>> START DATASET ROWS
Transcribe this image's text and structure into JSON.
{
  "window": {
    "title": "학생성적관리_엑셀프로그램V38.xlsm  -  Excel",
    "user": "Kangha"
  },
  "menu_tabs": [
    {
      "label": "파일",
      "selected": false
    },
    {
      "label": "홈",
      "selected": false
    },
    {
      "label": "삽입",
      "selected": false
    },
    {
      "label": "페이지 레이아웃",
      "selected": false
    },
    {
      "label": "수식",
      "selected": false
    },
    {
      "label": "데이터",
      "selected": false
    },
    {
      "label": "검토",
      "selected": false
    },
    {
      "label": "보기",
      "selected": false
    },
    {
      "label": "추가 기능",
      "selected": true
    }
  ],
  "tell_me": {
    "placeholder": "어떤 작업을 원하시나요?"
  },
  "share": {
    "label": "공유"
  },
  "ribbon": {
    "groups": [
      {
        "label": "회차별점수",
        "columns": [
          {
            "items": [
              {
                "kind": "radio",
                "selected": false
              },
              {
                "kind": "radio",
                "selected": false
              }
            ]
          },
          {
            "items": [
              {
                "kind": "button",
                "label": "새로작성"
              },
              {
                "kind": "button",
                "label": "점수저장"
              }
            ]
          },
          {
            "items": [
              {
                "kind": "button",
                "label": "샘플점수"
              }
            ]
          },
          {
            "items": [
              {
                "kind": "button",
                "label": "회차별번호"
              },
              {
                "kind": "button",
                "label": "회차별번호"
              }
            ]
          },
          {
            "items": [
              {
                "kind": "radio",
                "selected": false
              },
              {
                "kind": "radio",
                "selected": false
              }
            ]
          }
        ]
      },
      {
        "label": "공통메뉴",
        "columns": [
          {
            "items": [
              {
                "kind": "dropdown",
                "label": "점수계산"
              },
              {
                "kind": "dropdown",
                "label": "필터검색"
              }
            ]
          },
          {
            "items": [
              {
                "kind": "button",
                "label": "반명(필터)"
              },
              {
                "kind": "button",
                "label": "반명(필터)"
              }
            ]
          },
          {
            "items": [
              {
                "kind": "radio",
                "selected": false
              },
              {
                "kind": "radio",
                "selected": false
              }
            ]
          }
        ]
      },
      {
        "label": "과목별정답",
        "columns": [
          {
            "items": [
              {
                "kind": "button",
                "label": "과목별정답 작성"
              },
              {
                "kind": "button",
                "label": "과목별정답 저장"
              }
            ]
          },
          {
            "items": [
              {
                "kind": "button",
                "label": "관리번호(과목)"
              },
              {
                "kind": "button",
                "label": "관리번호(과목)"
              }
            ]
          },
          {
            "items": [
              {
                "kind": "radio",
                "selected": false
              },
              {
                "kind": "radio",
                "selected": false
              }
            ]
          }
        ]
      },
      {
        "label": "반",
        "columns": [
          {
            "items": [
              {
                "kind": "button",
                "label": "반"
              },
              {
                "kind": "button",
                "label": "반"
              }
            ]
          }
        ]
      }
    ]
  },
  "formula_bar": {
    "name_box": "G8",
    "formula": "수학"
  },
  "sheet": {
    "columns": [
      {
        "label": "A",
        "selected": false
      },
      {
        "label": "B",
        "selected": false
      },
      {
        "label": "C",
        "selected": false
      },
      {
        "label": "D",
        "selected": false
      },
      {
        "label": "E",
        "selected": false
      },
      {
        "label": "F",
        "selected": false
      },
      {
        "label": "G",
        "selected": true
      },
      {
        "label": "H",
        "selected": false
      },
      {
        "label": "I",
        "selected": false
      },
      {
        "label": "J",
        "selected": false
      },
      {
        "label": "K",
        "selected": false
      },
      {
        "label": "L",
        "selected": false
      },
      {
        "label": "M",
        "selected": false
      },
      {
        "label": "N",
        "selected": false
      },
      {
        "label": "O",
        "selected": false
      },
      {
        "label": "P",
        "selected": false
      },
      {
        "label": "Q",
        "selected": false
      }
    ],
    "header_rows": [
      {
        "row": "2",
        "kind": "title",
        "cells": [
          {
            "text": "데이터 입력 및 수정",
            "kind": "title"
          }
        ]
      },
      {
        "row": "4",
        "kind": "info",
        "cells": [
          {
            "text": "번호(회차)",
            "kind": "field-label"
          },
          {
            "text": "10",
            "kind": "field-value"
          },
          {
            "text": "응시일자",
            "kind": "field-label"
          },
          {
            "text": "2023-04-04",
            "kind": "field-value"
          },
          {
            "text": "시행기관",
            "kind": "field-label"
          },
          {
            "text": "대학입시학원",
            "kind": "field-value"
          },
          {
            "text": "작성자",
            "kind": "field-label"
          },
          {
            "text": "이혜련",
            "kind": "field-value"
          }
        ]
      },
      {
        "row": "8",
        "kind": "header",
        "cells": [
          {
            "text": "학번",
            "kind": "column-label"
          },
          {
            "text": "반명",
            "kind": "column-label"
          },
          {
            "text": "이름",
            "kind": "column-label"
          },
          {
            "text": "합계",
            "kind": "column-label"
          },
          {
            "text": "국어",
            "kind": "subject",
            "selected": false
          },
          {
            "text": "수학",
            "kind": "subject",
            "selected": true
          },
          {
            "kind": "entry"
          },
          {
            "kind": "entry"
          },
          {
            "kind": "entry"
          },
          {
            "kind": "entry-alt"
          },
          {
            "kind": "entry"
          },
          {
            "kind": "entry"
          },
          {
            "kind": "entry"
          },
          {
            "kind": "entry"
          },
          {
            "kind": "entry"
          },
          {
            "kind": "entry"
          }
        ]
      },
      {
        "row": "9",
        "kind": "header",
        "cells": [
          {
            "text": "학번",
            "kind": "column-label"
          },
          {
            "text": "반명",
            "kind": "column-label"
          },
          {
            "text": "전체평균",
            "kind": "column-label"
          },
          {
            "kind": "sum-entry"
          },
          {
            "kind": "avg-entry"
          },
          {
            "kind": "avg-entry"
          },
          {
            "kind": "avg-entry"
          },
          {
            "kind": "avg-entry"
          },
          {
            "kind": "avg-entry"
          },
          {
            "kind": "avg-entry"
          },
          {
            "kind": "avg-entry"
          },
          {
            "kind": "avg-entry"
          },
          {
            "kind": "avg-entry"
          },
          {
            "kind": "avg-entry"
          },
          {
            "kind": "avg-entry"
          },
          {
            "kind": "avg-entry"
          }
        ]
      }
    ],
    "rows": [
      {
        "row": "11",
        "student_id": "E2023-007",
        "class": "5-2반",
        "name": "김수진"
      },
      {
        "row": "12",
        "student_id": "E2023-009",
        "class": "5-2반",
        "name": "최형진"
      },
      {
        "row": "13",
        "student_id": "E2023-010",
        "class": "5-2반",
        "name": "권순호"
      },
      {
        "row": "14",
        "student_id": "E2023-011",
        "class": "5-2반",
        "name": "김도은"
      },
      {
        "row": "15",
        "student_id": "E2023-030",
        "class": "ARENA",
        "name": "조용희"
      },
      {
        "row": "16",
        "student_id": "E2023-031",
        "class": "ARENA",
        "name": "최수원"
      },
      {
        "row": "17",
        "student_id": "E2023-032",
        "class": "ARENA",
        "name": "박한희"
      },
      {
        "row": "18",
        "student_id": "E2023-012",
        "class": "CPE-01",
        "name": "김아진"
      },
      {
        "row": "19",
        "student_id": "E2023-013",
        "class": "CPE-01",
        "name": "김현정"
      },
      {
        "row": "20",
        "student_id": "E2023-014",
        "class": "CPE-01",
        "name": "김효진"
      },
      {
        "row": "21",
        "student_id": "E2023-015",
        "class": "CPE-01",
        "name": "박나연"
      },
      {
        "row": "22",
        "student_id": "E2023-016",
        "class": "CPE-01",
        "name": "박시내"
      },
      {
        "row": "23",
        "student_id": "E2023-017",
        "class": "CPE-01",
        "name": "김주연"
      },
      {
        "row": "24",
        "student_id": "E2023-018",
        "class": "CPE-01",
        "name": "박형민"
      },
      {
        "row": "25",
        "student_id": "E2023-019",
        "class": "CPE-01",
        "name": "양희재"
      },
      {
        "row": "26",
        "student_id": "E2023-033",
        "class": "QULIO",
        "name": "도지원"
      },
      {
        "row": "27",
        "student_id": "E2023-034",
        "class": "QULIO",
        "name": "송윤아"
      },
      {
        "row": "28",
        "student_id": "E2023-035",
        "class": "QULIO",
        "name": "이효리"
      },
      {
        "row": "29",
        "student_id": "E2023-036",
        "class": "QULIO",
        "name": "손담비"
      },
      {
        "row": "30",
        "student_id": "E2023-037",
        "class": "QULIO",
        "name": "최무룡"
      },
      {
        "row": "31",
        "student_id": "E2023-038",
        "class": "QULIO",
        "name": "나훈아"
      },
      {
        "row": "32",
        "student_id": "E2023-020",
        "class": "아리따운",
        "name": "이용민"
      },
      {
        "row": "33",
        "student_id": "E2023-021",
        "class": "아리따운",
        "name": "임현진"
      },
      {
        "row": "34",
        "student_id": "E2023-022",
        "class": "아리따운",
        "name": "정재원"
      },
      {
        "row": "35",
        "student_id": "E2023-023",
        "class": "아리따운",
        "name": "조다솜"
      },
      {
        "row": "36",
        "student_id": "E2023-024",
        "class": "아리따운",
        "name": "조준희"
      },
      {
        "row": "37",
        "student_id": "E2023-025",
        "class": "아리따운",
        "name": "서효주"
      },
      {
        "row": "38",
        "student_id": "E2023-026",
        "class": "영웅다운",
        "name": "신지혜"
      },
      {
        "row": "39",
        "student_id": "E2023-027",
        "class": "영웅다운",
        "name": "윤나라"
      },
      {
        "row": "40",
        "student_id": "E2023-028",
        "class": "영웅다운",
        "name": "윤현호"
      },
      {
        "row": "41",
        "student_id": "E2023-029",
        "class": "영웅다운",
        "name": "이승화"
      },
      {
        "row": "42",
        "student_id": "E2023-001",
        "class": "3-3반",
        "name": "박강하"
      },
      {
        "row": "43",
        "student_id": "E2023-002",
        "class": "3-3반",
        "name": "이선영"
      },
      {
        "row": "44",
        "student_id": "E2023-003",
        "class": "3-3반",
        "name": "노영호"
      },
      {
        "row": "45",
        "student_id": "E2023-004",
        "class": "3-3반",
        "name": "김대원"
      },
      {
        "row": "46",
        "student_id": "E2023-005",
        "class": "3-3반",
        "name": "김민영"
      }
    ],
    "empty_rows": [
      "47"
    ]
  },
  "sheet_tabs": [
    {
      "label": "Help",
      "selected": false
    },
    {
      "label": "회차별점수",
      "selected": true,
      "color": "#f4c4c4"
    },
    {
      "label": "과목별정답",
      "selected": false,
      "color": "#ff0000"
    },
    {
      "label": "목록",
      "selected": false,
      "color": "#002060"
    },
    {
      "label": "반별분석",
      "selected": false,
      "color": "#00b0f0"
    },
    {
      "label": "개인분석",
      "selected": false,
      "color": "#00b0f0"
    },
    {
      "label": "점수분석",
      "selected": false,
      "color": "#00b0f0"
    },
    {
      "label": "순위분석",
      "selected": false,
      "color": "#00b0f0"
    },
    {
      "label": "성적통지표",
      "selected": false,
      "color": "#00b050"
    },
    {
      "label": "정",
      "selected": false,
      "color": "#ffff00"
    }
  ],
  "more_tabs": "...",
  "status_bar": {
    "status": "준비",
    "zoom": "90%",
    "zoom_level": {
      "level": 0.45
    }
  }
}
>> END DATASET ROWS
-- REQUIREMENTS --
From the records above, copy every line that holds the word "true".

-- RESPONSE FOR THIS EXERCISE --
      "selected": true
        "selected": true
            "selected": true
      "selected": true,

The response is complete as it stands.